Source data

------------------------

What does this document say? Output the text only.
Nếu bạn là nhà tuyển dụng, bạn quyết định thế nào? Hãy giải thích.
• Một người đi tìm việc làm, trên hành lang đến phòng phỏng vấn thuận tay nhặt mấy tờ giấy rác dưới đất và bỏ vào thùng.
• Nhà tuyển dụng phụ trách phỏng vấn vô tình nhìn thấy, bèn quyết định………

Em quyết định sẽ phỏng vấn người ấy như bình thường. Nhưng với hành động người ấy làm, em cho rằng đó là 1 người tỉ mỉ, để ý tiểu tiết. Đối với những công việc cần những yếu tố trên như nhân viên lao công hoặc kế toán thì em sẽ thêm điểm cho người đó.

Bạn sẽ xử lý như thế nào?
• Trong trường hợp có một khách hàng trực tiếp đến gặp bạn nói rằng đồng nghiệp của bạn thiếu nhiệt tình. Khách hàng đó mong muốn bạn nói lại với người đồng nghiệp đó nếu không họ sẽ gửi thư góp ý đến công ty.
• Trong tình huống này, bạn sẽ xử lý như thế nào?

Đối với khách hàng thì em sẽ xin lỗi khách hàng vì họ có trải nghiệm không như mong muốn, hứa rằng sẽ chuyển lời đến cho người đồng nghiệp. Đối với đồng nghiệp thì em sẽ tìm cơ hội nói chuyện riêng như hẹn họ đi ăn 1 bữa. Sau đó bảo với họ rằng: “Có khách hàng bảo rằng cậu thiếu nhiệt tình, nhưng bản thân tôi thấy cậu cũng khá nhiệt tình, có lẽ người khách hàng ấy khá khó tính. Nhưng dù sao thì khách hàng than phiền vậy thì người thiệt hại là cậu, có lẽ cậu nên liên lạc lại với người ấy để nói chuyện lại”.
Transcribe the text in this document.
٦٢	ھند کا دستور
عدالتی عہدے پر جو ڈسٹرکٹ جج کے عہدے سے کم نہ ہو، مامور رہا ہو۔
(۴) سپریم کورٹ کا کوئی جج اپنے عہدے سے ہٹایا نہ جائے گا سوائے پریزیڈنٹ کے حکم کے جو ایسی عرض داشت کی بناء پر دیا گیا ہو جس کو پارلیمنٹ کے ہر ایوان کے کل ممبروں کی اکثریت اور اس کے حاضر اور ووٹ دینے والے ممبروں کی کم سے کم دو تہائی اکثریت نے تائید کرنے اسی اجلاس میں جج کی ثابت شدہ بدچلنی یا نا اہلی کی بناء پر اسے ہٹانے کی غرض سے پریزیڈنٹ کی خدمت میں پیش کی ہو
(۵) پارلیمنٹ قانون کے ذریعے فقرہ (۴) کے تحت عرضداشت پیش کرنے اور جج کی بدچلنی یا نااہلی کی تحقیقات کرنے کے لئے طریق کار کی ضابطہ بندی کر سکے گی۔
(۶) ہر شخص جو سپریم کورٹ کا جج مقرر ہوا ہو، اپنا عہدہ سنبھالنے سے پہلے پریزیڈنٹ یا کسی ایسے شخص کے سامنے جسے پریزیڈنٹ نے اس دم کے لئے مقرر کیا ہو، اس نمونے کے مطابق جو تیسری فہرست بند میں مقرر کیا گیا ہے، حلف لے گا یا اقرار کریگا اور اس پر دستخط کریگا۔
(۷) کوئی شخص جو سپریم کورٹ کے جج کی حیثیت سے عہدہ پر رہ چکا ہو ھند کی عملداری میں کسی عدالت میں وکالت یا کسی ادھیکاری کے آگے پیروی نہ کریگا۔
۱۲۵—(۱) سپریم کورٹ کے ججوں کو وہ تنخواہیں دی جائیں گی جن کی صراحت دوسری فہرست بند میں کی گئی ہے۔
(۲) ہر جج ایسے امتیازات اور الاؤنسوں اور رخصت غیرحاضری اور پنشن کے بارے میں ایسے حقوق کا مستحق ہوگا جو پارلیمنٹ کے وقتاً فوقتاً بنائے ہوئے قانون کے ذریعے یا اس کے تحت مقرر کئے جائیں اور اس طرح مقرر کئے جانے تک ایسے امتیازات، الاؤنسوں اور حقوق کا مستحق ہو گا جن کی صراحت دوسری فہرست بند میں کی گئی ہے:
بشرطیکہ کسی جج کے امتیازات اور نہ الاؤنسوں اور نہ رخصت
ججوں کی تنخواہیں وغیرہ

------------------------

■ **What the exercise asks**
Print all of the data exactly as it was given.

■ **Output for this exercise**
What does this document say? Output the text only.
Nếu bạn là nhà tuyển dụng, bạn quyết định thế nào? Hãy giải thích.
• Một người đi tìm việc làm, trên hành lang đến phòng phỏng vấn thuận tay nhặt mấy tờ giấy rác dưới đất và bỏ vào thùng.
• Nhà tuyển dụng phụ trách phỏng vấn vô tình nhìn thấy, bèn quyết định………

Em quyết định sẽ phỏng vấn người ấy như bình thường. Nhưng với hành động người ấy làm, em cho rằng đó là 1 người tỉ mỉ, để ý tiểu tiết. Đối với những công việc cần những yếu tố trên như nhân viên lao công hoặc kế toán thì em sẽ thêm điểm cho người đó.

Bạn sẽ xử lý như thế nào?
• Trong trường hợp có một khách hàng trực tiếp đến gặp bạn nói rằng đồng nghiệp của bạn thiếu nhiệt tình. Khách hàng đó mong muốn bạn nói lại với người đồng nghiệp đó nếu không họ sẽ gửi thư góp ý đến công ty.
• Trong tình huống này, bạn sẽ xử lý như thế nào?

Đối với khách hàng thì em sẽ xin lỗi khách hàng vì họ có trải nghiệm không như mong muốn, hứa rằng sẽ chuyển lời đến cho người đồng nghiệp. Đối với đồng nghiệp thì em sẽ tìm cơ hội nói chuyện riêng như hẹn họ đi ăn 1 bữa. Sau đó bảo với họ rằng: “Có khách hàng bảo rằng cậu thiếu nhiệt tình, nhưng bản thân tôi thấy cậu cũng khá nhiệt tình, có lẽ người khách hàng ấy khá khó tính. Nhưng dù sao thì khách hàng than phiền vậy thì người thiệt hại là cậu, có lẽ cậu nên liên lạc lại với người ấy để nói chuyện lại”.
Transcribe the text in this document.
٦٢	ھند کا دستور
عدالتی عہدے پر جو ڈسٹرکٹ جج کے عہدے سے کم نہ ہو، مامور رہا ہو۔
(۴) سپریم کورٹ کا کوئی جج اپنے عہدے سے ہٹایا نہ جائے گا سوائے پریزیڈنٹ کے حکم کے جو ایسی عرض داشت کی بناء پر دیا گیا ہو جس کو پارلیمنٹ کے ہر ایوان کے کل ممبروں کی اکثریت اور اس کے حاضر اور ووٹ دینے والے ممبروں کی کم سے کم دو تہائی اکثریت نے تائید کرنے اسی اجلاس میں جج کی ثابت شدہ بدچلنی یا نا اہلی کی بناء پر اسے ہٹانے کی غرض سے پریزیڈنٹ کی خدمت میں پیش کی ہو
(۵) پارلیمنٹ قانون کے ذریعے فقرہ (۴) کے تحت عرضداشت پیش کرنے اور جج کی بدچلنی یا نااہلی کی تحقیقات کرنے کے لئے طریق کار کی ضابطہ بندی کر سکے گی۔
(۶) ہر شخص جو سپریم کورٹ کا جج مقرر ہوا ہو، اپنا عہدہ سنبھالنے سے پہلے پریزیڈنٹ یا کسی ایسے شخص کے سامنے جسے پریزیڈنٹ نے اس دم کے لئے مقرر کیا ہو، اس نمونے کے مطابق جو تیسری فہرست بند میں مقرر کیا گیا ہے، حلف لے گا یا اقرار کریگا اور اس پر دستخط کریگا۔
(۷) کوئی شخص جو سپریم کورٹ کے جج کی حیثیت سے عہدہ پر رہ چکا ہو ھند کی عملداری میں کسی عدالت میں وکالت یا کسی ادھیکاری کے آگے پیروی نہ کریگا۔
۱۲۵—(۱) سپریم کورٹ کے ججوں کو وہ تنخواہیں دی جائیں گی جن کی صراحت دوسری فہرست بند میں کی گئی ہے۔
(۲) ہر جج ایسے امتیازات اور الاؤنسوں اور رخصت غیرحاضری اور پنشن کے بارے میں ایسے حقوق کا مستحق ہوگا جو پارلیمنٹ کے وقتاً فوقتاً بنائے ہوئے قانون کے ذریعے یا اس کے تحت مقرر کئے جائیں اور اس طرح مقرر کئے جانے تک ایسے امتیازات، الاؤنسوں اور حقوق کا مستحق ہو گا جن کی صراحت دوسری فہرست بند میں کی گئی ہے:
بشرطیکہ کسی جج کے امتیازات اور نہ الاؤنسوں اور نہ رخصت
ججوں کی تنخواہیں وغیرہ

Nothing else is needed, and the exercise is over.